## Start Document text
I was trying to solve this problem on CodeChef, QCHEF, using Mo's algorithm and realized it is not so simple to come up with a data structure that can save previous results, so that you can simply obtain the result after deletion. I looked up how to maintain previous results, and found this nice comment, link, where it describes this abstract notion on how one could have one function, snapshot(), for saving the current results, and another function, rollback() to go back to the previous state. I tried to implement this, code below, but it failed miserably. Any help would be appreciated.
Code
#pragma GCC optimize("O3")
#pragma GCC target("sse4")
## End Document text
Required work:
(a) Answer these from the forum post, each on its own line marked like the question:
(i) What is the name of the CodeChef problem being solved?
(ii) Which function is described as saving the current results?
(iii) What optimization level does the first pragma line request?
(b) In the records, copy every line from the line containing "search-icon [606, 40, 642, 75]" to the line containing "sidebar-item-label: Dashboard [121, 252, 486, 281]", including both of those lines.
The forum post and the records were taken from unrelated sources.
## Start Data in this exercise
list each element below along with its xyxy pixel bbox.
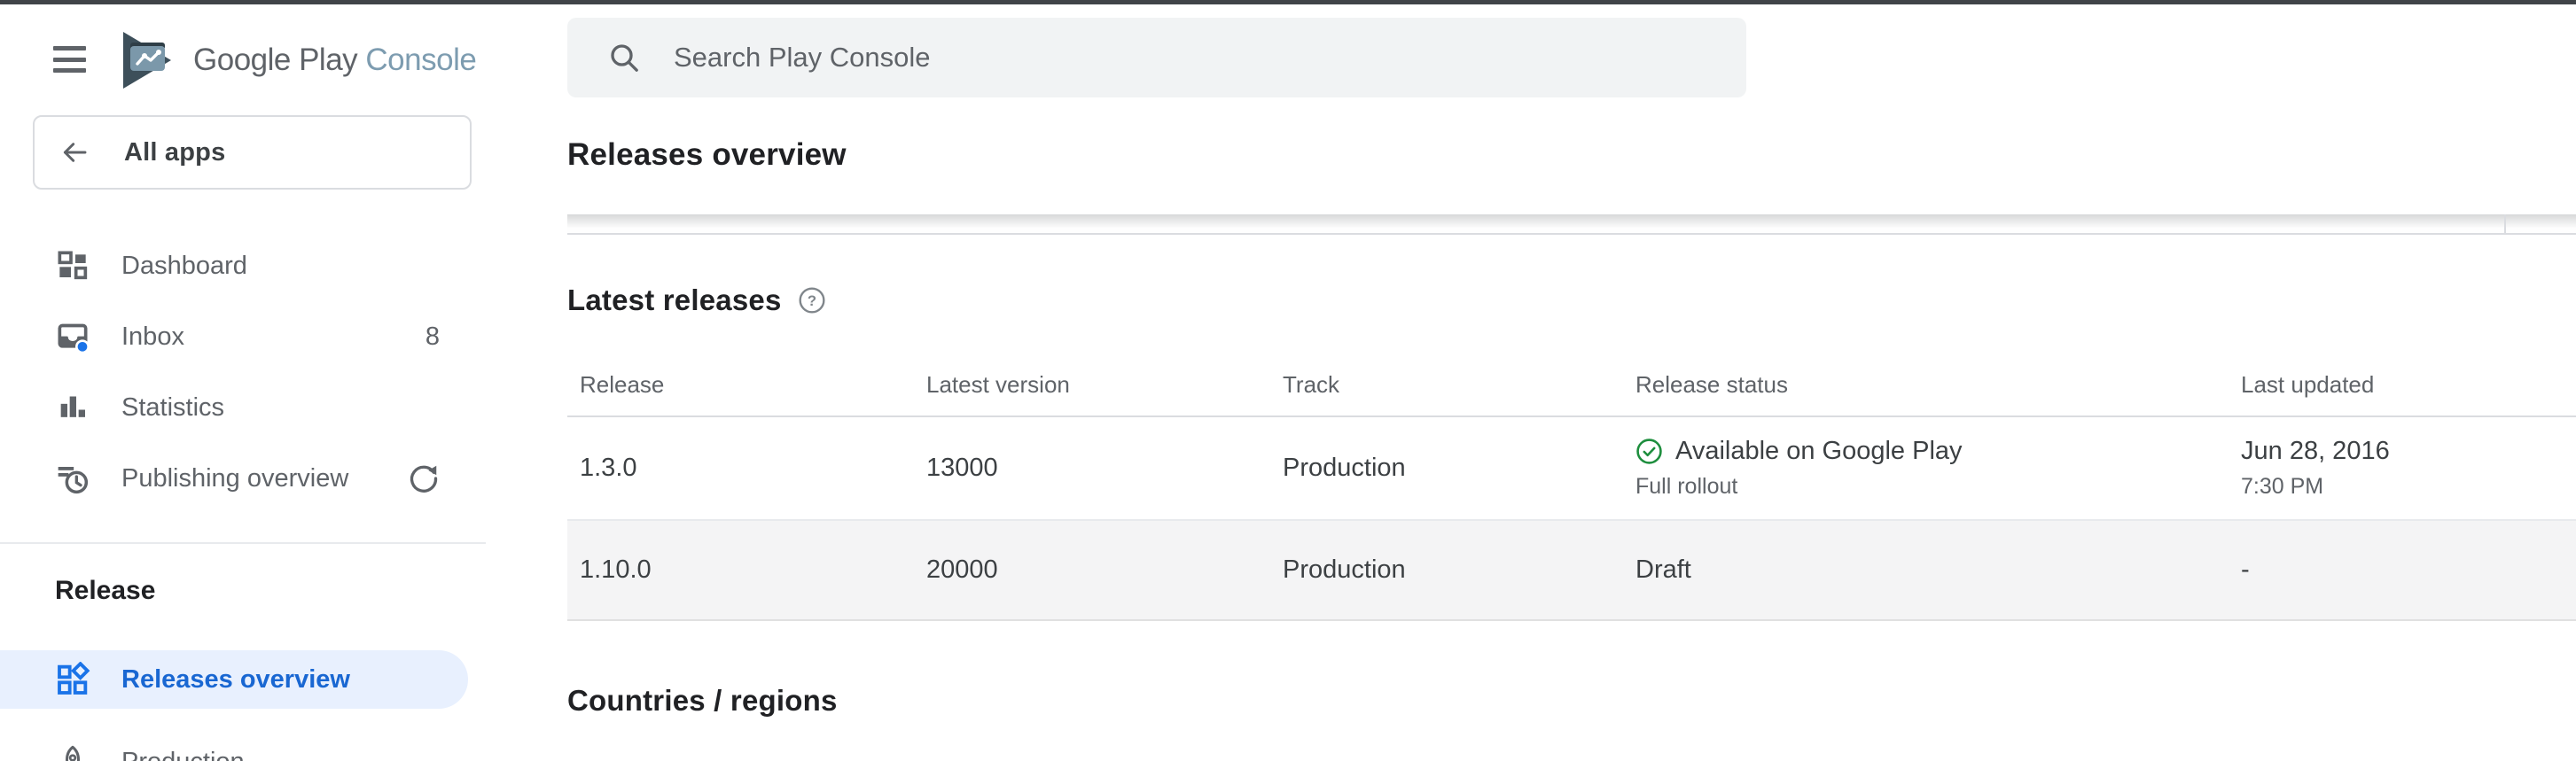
search-icon [606, 40, 642, 75]
sync-icon [408, 462, 440, 494]
sidebar-divider [0, 542, 486, 544]
sidebar-section-heading: Release [55, 576, 155, 606]
last-updated-cell: - [2234, 555, 2576, 585]
all-apps-back-button[interactable]: All apps [33, 115, 472, 190]
sidebar-item-label: Releases overview [121, 665, 468, 695]
search-input[interactable] [674, 31, 1746, 84]
page-title: Releases overview [567, 137, 847, 173]
inbox-icon [55, 319, 90, 354]
window-top-strip [0, 0, 2576, 4]
latest-releases-heading: Latest releases [567, 283, 782, 317]
sidebar-item-label: Dashboard [121, 252, 486, 281]
sidebar-item-production[interactable]: Production [0, 726, 486, 761]
help-icon[interactable]: ? [798, 286, 826, 314]
sidebar-item-dashboard[interactable]: Dashboard [0, 230, 486, 301]
all-apps-label: All apps [124, 138, 225, 167]
search-bar[interactable] [567, 18, 1746, 97]
check-circle-icon [1635, 438, 1663, 465]
latest-version-cell: 13000 [926, 454, 1283, 483]
table-row[interactable]: 1.3.0 13000 Production Available on Goog… [567, 417, 2576, 521]
sidebar-item-label: Statistics [121, 393, 486, 423]
logo-text-secondary: Console [365, 43, 476, 77]
track-cell: Production [1283, 454, 1627, 483]
statistics-icon [55, 390, 90, 425]
release-status-cell: Draft [1627, 555, 2234, 585]
releases-overview-icon [55, 662, 90, 697]
release-status-cell: Available on Google Play Full rollout [1627, 437, 2234, 500]
track-cell: Production [1283, 555, 1627, 585]
countries-regions-section-title: Countries / regions [567, 684, 838, 718]
last-updated-time: 7:30 PM [2241, 474, 2576, 500]
status-text: Available on Google Play [1675, 437, 1963, 466]
sidebar-item-statistics[interactable]: Statistics [0, 372, 486, 443]
countries-regions-heading: Countries / regions [567, 684, 838, 718]
back-arrow-icon [57, 138, 92, 167]
svg-text:?: ? [807, 292, 816, 309]
play-console-logo-icon [119, 29, 176, 91]
sidebar-item-label: Publishing overview [121, 464, 408, 493]
dashboard-icon [55, 248, 90, 283]
sidebar-item-label: Production [121, 748, 486, 761]
sidebar-item-releases-overview[interactable]: Releases overview [0, 650, 468, 709]
latest-version-cell: 20000 [926, 555, 1283, 585]
google-play-console-logo[interactable]: Google Play Console [119, 28, 476, 92]
latest-releases-section-title: Latest releases ? [567, 283, 826, 317]
production-rocket-icon [55, 744, 90, 761]
column-header-track: Track [1283, 371, 1627, 399]
play-console-page: Google Play Console All apps Dashboard [0, 0, 2576, 761]
table-header-row: Release Latest version Track Release sta… [567, 354, 2576, 417]
column-header-release-status: Release status [1627, 371, 2234, 399]
scrolled-card-column-divider [2504, 214, 2506, 233]
last-updated-date: Jun 28, 2016 [2241, 437, 2576, 466]
logo-text-primary: Google Play [193, 43, 357, 77]
column-header-latest-version: Latest version [926, 371, 1283, 399]
sidebar-item-inbox[interactable]: Inbox 8 [0, 301, 486, 372]
sidebar-item-label: Inbox [121, 322, 425, 352]
column-header-release: Release [567, 371, 926, 399]
publishing-overview-icon [55, 461, 90, 496]
release-version-cell: 1.3.0 [567, 454, 926, 483]
status-detail-text: Full rollout [1635, 474, 2234, 500]
logo-text: Google Play Console [193, 43, 476, 78]
hamburger-menu-icon[interactable] [53, 46, 86, 73]
release-version-cell: 1.10.0 [567, 555, 926, 585]
inbox-badge: 8 [425, 322, 440, 352]
last-updated-cell: Jun 28, 2016 7:30 PM [2234, 437, 2576, 500]
scrolled-card-edge [567, 214, 2576, 235]
latest-releases-table: Release Latest version Track Release sta… [567, 354, 2576, 621]
table-row[interactable]: 1.10.0 20000 Production Draft - [567, 521, 2576, 621]
sidebar-item-publishing-overview[interactable]: Publishing overview [0, 443, 486, 514]
column-header-last-updated: Last updated [2234, 371, 2576, 399]
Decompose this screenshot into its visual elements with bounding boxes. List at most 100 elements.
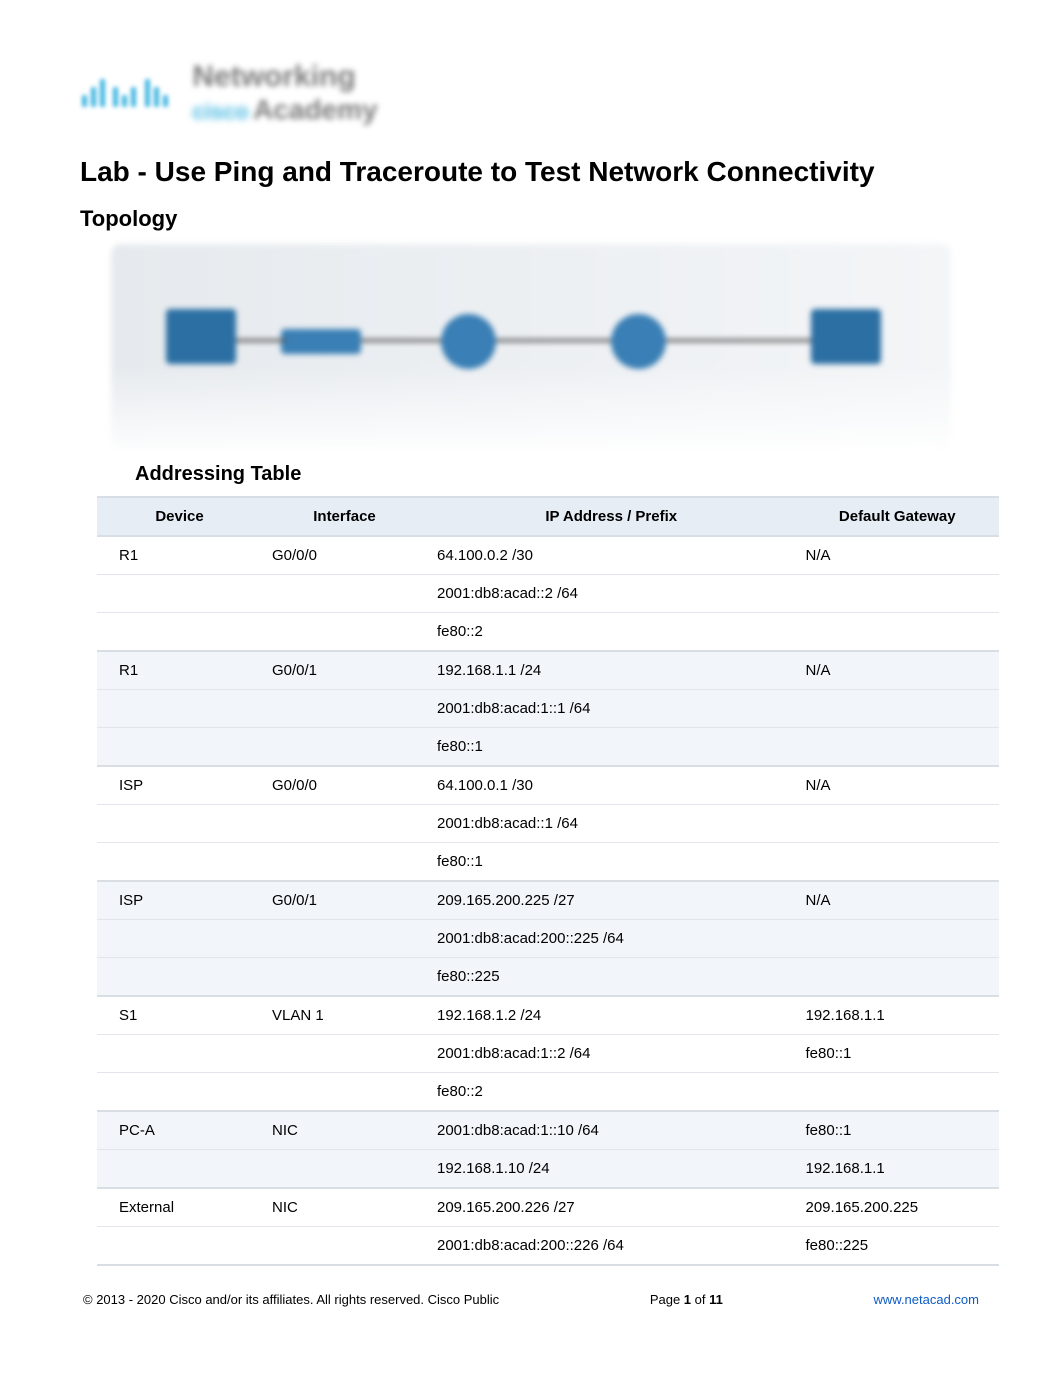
table-cell: 2001:db8:acad:1::1 /64 — [427, 690, 796, 728]
table-cell: 2001:db8:acad:1::2 /64 — [427, 1035, 796, 1073]
table-row: 2001:db8:acad::1 /64 — [97, 805, 999, 843]
table-row: R1G0/0/1192.168.1.1 /24N/A — [97, 651, 999, 690]
table-cell — [262, 920, 427, 958]
table-cell: 2001:db8:acad:200::225 /64 — [427, 920, 796, 958]
table-cell — [262, 1150, 427, 1189]
table-cell: fe80::225 — [796, 1227, 1000, 1266]
table-cell — [262, 1035, 427, 1073]
table-cell: fe80::1 — [796, 1111, 1000, 1150]
footer-url[interactable]: www.netacad.com — [874, 1292, 980, 1307]
logo-text: Networking cisco Academy — [192, 60, 377, 126]
table-cell — [97, 805, 262, 843]
col-gateway: Default Gateway — [796, 497, 1000, 536]
table-cell: 2001:db8:acad::2 /64 — [427, 575, 796, 613]
col-interface: Interface — [262, 497, 427, 536]
table-cell — [796, 958, 1000, 997]
copyright-symbol: © — [83, 1292, 96, 1307]
table-cell — [97, 1150, 262, 1189]
table-cell — [262, 1073, 427, 1112]
table-cell: S1 — [97, 996, 262, 1035]
section-topology-heading: Topology — [80, 206, 982, 232]
table-group: R1G0/0/064.100.0.2 /30N/A2001:db8:acad::… — [97, 536, 999, 651]
table-cell: 2001:db8:acad::1 /64 — [427, 805, 796, 843]
table-group: ISPG0/0/064.100.0.1 /30N/A2001:db8:acad:… — [97, 766, 999, 881]
footer-copyright: © 2013 - 2020 Cisco and/or its affiliate… — [83, 1292, 499, 1307]
table-cell — [262, 958, 427, 997]
section-addressing-heading: Addressing Table — [135, 463, 982, 486]
table-cell — [97, 575, 262, 613]
table-cell: fe80::2 — [427, 1073, 796, 1112]
table-cell: 209.165.200.226 /27 — [427, 1188, 796, 1227]
table-cell — [796, 843, 1000, 882]
table-cell: 192.168.1.1 — [796, 1150, 1000, 1189]
table-cell: ISP — [97, 881, 262, 920]
table-row: ISPG0/0/064.100.0.1 /30N/A — [97, 766, 999, 805]
table-cell — [262, 805, 427, 843]
table-cell: fe80::1 — [427, 728, 796, 767]
table-row: 192.168.1.10 /24192.168.1.1 — [97, 1150, 999, 1189]
table-cell: N/A — [796, 536, 1000, 575]
table-row: ExternalNIC209.165.200.226 /27209.165.20… — [97, 1188, 999, 1227]
page-title: Lab - Use Ping and Traceroute to Test Ne… — [80, 156, 982, 188]
table-cell: PC-A — [97, 1111, 262, 1150]
table-row: fe80::1 — [97, 728, 999, 767]
table-cell — [262, 690, 427, 728]
table-cell: External — [97, 1188, 262, 1227]
table-row: PC-ANIC2001:db8:acad:1::10 /64fe80::1 — [97, 1111, 999, 1150]
table-cell: G0/0/1 — [262, 651, 427, 690]
addressing-table: Device Interface IP Address / Prefix Def… — [97, 496, 999, 1266]
table-group: ExternalNIC209.165.200.226 /27209.165.20… — [97, 1188, 999, 1265]
logo-line2: Academy — [253, 94, 378, 125]
table-cell: N/A — [796, 881, 1000, 920]
table-row: 2001:db8:acad:200::225 /64 — [97, 920, 999, 958]
table-cell: 192.168.1.2 /24 — [427, 996, 796, 1035]
table-cell: fe80::1 — [427, 843, 796, 882]
table-cell: NIC — [262, 1188, 427, 1227]
table-cell: G0/0/0 — [262, 536, 427, 575]
topology-diagram — [111, 244, 951, 449]
table-cell — [97, 613, 262, 652]
table-group: R1G0/0/1192.168.1.1 /24N/A2001:db8:acad:… — [97, 651, 999, 766]
table-row: fe80::225 — [97, 958, 999, 997]
table-row: 2001:db8:acad::2 /64 — [97, 575, 999, 613]
table-cell — [796, 690, 1000, 728]
table-cell — [796, 613, 1000, 652]
table-cell: G0/0/0 — [262, 766, 427, 805]
table-cell: fe80::2 — [427, 613, 796, 652]
table-row: 2001:db8:acad:1::1 /64 — [97, 690, 999, 728]
table-cell: 2001:db8:acad:1::10 /64 — [427, 1111, 796, 1150]
table-cell — [262, 843, 427, 882]
table-cell: ISP — [97, 766, 262, 805]
table-header-row: Device Interface IP Address / Prefix Def… — [97, 497, 999, 536]
table-row: fe80::2 — [97, 1073, 999, 1112]
table-cell — [97, 690, 262, 728]
table-cell: N/A — [796, 766, 1000, 805]
table-cell: 64.100.0.2 /30 — [427, 536, 796, 575]
table-cell — [97, 958, 262, 997]
cisco-bars-icon — [80, 79, 170, 107]
table-cell: 192.168.1.10 /24 — [427, 1150, 796, 1189]
table-cell: fe80::225 — [427, 958, 796, 997]
table-cell — [796, 1073, 1000, 1112]
table-cell — [796, 920, 1000, 958]
table-cell — [97, 920, 262, 958]
table-cell — [97, 843, 262, 882]
footer-page-number: Page 1 of 11 — [650, 1292, 723, 1307]
table-cell — [97, 1035, 262, 1073]
col-device: Device — [97, 497, 262, 536]
table-cell: 192.168.1.1 — [796, 996, 1000, 1035]
table-cell: R1 — [97, 536, 262, 575]
table-row: R1G0/0/064.100.0.2 /30N/A — [97, 536, 999, 575]
table-cell: VLAN 1 — [262, 996, 427, 1035]
table-cell — [97, 728, 262, 767]
table-row: fe80::2 — [97, 613, 999, 652]
table-row: 2001:db8:acad:200::226 /64fe80::225 — [97, 1227, 999, 1266]
table-cell: 192.168.1.1 /24 — [427, 651, 796, 690]
logo-line1: Networking — [192, 60, 377, 94]
table-group: S1VLAN 1192.168.1.2 /24192.168.1.12001:d… — [97, 996, 999, 1111]
table-cell: G0/0/1 — [262, 881, 427, 920]
col-ip: IP Address / Prefix — [427, 497, 796, 536]
table-cell: 209.165.200.225 /27 — [427, 881, 796, 920]
table-row: fe80::1 — [97, 843, 999, 882]
table-row: S1VLAN 1192.168.1.2 /24192.168.1.1 — [97, 996, 999, 1035]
## End Data in this exercise
Task-by-task solutions:
(a)
(i) QCHEF
(ii) snapshot()
(iii) O3

(b)
search-icon [606, 40, 642, 75]
sync-icon [408, 462, 440, 494]
sidebar-divider [0, 542, 486, 544]
sidebar-section-heading: Release [55, 576, 155, 606]
last-updated-cell: - [2234, 555, 2576, 585]
all-apps-back-button[interactable]: All apps [33, 115, 472, 190]
sidebar-item-label: Releases overview [121, 665, 468, 695]
search-input[interactable] [674, 31, 1746, 84]
page-title: Releases overview [567, 137, 847, 173]
inbox-icon [55, 319, 90, 354]
window-top-strip [0, 0, 2576, 4]
latest-releases-heading: Latest releases [567, 283, 782, 317]
sidebar-item-label: Dashboard [121, 252, 486, 281]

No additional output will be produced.